◆ Stated goal: Pull every line containing the word "image" from the records.

◆ Supplied records:
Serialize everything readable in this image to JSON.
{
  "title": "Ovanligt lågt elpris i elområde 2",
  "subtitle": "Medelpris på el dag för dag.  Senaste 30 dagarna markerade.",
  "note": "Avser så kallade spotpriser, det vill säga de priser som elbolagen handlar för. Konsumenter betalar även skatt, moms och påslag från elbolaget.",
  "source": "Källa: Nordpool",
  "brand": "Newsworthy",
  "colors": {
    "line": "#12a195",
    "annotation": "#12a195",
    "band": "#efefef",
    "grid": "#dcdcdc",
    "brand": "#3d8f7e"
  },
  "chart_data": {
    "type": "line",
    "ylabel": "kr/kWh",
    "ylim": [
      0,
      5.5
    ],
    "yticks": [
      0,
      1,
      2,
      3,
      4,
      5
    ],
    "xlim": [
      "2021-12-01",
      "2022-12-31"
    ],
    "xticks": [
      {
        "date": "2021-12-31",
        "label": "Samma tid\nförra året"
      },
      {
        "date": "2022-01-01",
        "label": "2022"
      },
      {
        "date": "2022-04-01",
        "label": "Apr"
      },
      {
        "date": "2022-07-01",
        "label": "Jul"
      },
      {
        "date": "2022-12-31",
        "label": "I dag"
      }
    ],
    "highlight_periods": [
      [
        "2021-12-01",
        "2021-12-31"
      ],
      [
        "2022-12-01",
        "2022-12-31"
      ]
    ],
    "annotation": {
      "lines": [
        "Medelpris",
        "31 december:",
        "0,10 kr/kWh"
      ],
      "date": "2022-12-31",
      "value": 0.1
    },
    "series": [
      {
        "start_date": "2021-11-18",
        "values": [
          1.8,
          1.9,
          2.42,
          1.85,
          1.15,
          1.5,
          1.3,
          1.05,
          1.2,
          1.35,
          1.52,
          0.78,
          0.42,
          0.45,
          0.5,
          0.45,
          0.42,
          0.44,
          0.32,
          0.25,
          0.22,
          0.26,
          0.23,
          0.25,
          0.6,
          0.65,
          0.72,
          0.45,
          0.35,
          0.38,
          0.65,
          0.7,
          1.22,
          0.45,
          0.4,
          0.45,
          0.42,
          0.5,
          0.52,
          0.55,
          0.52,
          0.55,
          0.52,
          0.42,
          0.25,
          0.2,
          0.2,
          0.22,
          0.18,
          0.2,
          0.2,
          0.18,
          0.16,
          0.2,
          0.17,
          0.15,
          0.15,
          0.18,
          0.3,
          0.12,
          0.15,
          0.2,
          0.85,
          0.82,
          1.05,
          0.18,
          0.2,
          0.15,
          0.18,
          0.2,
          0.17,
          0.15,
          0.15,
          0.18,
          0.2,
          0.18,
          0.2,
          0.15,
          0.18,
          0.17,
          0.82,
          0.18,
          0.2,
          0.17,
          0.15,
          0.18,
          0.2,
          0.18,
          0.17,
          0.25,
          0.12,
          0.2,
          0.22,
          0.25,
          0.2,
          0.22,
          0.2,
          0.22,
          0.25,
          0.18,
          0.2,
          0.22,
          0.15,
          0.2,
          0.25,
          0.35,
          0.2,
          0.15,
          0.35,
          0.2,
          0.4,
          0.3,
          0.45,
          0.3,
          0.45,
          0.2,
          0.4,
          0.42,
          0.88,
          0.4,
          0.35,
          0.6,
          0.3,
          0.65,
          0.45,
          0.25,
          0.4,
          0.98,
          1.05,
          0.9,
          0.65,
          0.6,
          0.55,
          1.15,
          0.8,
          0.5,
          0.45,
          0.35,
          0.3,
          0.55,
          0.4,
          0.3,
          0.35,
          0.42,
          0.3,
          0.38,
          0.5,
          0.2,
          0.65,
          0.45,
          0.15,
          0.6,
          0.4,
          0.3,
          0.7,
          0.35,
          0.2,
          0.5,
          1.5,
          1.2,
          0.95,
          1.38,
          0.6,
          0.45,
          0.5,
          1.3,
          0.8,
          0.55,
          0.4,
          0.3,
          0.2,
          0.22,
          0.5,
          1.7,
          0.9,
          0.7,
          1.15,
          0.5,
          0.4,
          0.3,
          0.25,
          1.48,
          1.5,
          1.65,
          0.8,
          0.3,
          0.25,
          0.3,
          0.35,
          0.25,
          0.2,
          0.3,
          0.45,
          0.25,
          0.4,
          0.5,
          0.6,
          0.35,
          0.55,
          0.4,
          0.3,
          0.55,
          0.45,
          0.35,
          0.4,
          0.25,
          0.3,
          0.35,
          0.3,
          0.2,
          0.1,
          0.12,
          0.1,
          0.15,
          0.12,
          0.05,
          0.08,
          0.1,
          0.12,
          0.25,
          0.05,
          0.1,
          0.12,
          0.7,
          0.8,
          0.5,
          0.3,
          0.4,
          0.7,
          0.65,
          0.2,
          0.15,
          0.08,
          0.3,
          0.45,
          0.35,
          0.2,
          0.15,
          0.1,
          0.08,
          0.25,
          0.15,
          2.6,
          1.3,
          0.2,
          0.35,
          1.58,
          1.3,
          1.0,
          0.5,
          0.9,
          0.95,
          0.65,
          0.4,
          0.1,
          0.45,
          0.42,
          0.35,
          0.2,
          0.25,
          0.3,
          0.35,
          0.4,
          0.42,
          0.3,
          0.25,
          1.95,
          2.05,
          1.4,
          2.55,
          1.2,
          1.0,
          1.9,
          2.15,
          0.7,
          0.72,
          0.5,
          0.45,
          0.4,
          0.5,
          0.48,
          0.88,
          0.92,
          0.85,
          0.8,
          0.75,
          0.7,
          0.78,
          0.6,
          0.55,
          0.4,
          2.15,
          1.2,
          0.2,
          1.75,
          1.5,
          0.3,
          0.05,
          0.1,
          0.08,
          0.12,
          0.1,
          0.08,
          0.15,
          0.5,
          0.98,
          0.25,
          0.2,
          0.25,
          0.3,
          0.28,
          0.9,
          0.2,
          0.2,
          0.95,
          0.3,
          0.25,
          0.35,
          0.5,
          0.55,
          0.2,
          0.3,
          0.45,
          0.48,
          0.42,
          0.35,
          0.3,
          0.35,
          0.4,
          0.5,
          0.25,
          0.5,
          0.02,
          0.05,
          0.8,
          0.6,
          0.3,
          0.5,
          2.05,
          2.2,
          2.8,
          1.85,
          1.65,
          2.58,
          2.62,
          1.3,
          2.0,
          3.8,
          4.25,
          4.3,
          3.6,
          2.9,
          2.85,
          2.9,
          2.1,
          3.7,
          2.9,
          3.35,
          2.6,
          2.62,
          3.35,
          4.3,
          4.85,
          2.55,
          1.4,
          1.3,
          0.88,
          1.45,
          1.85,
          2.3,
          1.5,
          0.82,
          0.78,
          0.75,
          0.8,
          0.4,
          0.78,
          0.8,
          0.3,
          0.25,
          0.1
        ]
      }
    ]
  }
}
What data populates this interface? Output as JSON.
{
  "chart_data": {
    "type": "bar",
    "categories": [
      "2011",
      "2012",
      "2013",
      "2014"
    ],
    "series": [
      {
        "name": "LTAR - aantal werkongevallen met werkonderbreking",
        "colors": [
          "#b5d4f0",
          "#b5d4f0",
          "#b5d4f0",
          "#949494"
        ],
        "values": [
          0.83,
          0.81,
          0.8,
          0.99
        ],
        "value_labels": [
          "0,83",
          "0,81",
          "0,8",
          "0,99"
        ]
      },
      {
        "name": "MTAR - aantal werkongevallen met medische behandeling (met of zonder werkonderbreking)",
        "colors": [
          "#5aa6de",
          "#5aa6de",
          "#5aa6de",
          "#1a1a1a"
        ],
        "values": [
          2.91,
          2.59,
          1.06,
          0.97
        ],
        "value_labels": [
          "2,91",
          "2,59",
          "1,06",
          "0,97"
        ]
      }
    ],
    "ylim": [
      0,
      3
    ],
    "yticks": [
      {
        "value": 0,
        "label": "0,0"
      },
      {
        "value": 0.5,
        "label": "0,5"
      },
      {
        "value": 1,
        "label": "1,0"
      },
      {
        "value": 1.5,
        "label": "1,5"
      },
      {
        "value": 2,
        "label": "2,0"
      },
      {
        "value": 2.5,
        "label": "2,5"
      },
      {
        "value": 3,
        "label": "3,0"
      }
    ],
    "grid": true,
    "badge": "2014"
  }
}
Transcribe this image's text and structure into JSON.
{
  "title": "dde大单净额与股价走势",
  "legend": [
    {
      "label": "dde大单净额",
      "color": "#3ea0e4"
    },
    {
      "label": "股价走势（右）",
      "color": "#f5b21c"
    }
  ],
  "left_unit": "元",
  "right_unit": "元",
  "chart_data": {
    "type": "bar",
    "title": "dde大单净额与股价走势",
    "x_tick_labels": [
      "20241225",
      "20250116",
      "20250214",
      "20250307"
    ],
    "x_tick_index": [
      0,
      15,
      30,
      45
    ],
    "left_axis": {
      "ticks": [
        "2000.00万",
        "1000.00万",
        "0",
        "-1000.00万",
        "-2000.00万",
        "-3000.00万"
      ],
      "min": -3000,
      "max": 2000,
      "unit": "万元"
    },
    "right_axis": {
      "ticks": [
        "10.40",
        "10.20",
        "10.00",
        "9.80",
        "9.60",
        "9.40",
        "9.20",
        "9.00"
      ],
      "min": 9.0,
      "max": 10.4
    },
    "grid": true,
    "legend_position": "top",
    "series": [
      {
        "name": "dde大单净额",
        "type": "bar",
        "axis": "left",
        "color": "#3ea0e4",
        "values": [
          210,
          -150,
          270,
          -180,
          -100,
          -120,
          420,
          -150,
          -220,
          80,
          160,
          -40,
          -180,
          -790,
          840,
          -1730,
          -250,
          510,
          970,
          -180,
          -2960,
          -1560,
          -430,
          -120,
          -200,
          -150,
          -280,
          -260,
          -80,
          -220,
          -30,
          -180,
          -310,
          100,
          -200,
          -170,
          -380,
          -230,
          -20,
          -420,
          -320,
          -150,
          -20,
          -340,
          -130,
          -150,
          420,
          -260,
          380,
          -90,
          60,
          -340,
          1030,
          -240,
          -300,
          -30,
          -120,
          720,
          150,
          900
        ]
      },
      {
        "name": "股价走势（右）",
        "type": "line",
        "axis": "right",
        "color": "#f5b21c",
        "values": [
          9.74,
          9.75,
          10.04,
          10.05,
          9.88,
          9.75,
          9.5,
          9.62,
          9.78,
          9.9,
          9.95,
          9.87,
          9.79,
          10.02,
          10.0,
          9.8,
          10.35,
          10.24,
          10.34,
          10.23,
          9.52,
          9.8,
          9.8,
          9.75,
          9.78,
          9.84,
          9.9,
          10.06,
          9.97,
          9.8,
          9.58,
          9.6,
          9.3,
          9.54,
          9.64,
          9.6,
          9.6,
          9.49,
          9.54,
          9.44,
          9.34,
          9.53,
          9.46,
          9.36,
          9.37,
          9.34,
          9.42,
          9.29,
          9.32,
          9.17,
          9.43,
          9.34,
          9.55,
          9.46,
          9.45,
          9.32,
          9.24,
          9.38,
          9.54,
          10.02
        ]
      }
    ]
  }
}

◆ Expected output:
Serialize everything readable in this image to JSON.
Transcribe this image's text and structure into JSON.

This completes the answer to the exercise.